- _Recorded data_:
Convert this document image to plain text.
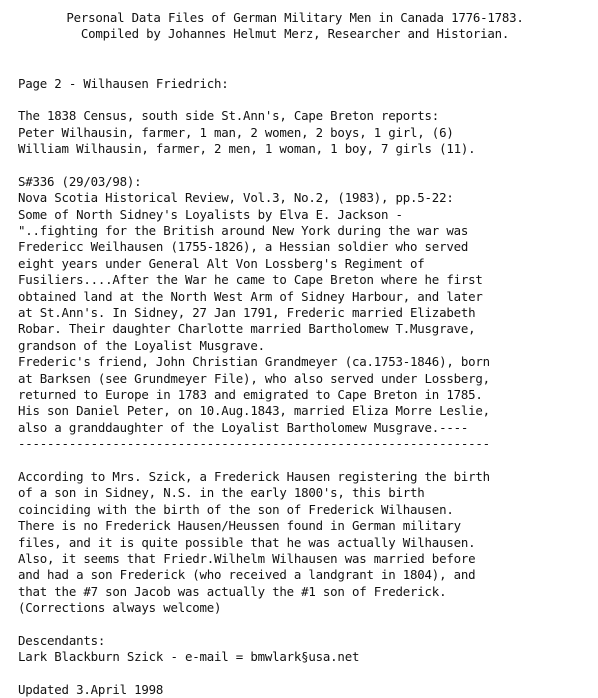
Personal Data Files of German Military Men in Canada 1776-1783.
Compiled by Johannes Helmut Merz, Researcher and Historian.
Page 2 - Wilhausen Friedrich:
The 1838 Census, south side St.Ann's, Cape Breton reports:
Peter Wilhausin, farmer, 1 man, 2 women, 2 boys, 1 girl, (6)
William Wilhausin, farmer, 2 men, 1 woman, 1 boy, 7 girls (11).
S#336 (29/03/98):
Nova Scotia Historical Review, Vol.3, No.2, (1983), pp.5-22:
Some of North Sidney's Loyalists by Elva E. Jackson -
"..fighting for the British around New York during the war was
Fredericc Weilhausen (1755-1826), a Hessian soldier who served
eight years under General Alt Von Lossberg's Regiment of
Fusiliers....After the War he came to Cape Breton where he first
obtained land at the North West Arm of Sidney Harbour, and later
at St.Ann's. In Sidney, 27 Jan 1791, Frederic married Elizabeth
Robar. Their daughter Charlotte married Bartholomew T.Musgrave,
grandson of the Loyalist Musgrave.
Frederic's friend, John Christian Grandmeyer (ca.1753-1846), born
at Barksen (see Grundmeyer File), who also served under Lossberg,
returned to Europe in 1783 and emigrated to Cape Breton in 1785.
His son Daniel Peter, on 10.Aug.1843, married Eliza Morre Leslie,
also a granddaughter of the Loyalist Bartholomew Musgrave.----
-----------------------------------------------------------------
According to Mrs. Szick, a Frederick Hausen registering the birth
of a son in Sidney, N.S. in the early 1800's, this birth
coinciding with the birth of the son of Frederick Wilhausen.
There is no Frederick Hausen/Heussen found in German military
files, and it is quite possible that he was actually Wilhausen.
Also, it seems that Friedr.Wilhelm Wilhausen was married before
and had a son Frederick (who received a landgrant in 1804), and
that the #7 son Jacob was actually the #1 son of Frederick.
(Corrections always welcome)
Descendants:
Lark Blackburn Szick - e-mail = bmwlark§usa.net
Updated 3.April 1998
==
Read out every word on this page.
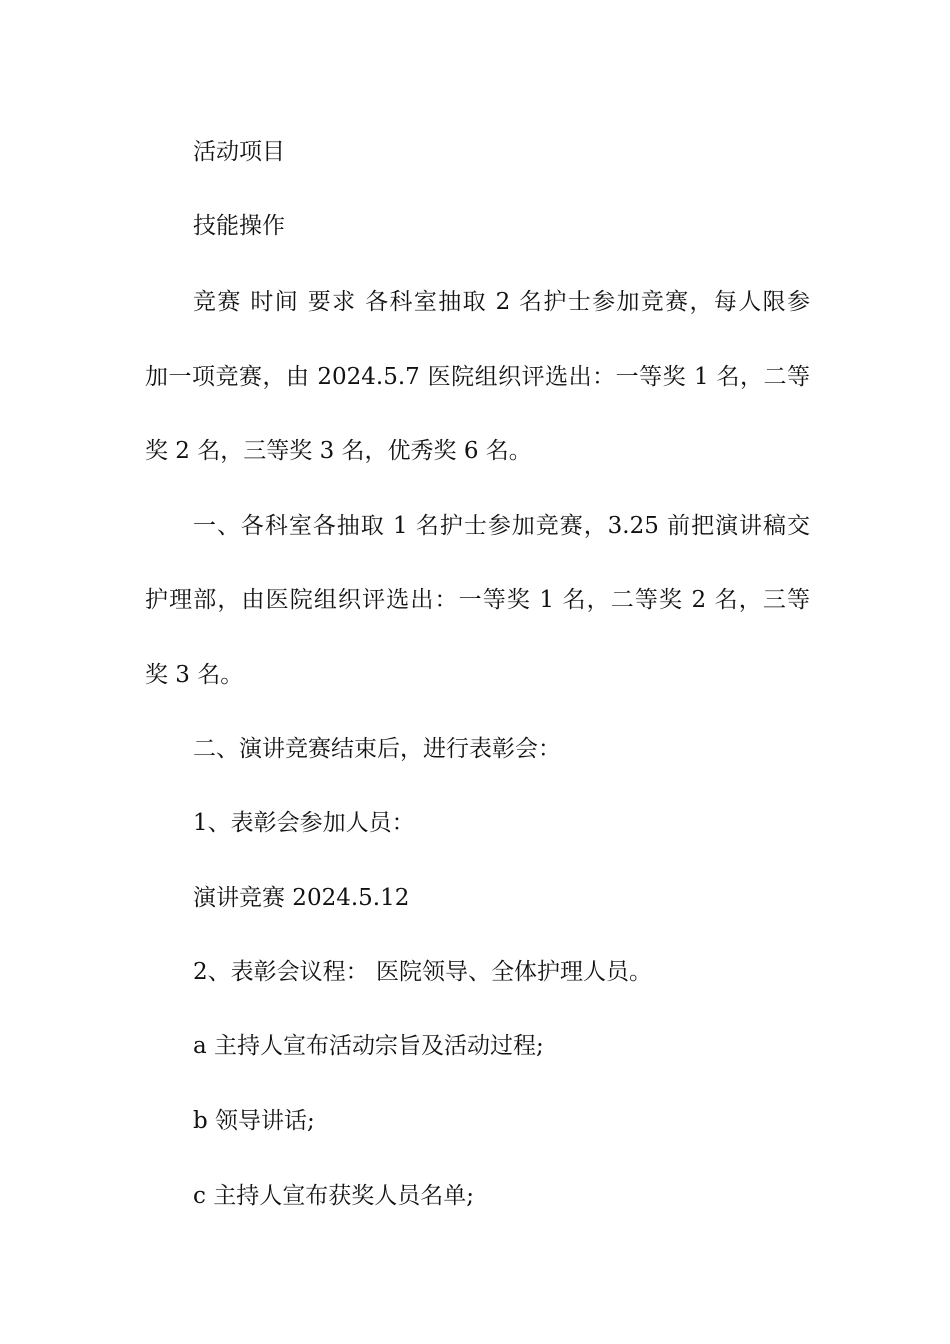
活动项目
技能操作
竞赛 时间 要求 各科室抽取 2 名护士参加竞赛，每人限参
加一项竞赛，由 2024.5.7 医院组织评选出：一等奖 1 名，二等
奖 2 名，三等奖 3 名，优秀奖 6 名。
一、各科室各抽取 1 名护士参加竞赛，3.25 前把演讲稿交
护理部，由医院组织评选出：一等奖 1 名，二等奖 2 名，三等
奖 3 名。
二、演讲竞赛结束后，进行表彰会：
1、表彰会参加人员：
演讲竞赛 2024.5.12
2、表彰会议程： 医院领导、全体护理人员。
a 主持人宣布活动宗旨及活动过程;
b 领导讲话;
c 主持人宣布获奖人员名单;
...
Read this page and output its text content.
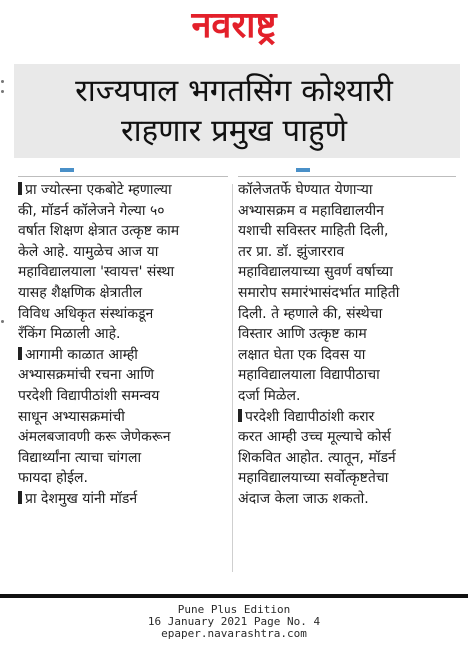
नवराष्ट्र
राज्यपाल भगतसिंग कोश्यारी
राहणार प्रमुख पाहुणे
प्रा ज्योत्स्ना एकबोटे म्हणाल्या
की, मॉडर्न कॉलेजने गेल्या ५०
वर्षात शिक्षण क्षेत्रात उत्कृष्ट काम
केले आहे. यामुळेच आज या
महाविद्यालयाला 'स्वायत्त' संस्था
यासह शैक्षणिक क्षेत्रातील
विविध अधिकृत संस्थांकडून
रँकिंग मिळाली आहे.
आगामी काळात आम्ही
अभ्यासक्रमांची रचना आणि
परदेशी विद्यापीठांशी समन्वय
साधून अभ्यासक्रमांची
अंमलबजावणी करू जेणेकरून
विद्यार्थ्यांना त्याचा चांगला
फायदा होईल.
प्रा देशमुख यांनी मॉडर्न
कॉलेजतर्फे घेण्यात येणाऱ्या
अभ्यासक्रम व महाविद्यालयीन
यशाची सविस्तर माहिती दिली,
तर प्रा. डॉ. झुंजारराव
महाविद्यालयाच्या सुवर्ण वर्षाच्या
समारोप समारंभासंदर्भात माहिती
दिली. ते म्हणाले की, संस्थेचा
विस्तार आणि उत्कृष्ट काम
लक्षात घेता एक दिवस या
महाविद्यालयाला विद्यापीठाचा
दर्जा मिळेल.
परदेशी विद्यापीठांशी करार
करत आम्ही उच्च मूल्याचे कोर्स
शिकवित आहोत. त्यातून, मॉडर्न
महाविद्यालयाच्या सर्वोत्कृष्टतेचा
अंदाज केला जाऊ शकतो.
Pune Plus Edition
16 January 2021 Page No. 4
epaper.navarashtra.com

- _GIVEN TASK_: Look through the records and gather every line containing "Cape".

- _THE OUTPUT_:
The 1838 Census, south side St.Ann's, Cape Breton reports:
Fusiliers....After the War he came to Cape Breton where he first
returned to Europe in 1783 and emigrated to Cape Breton in 1785.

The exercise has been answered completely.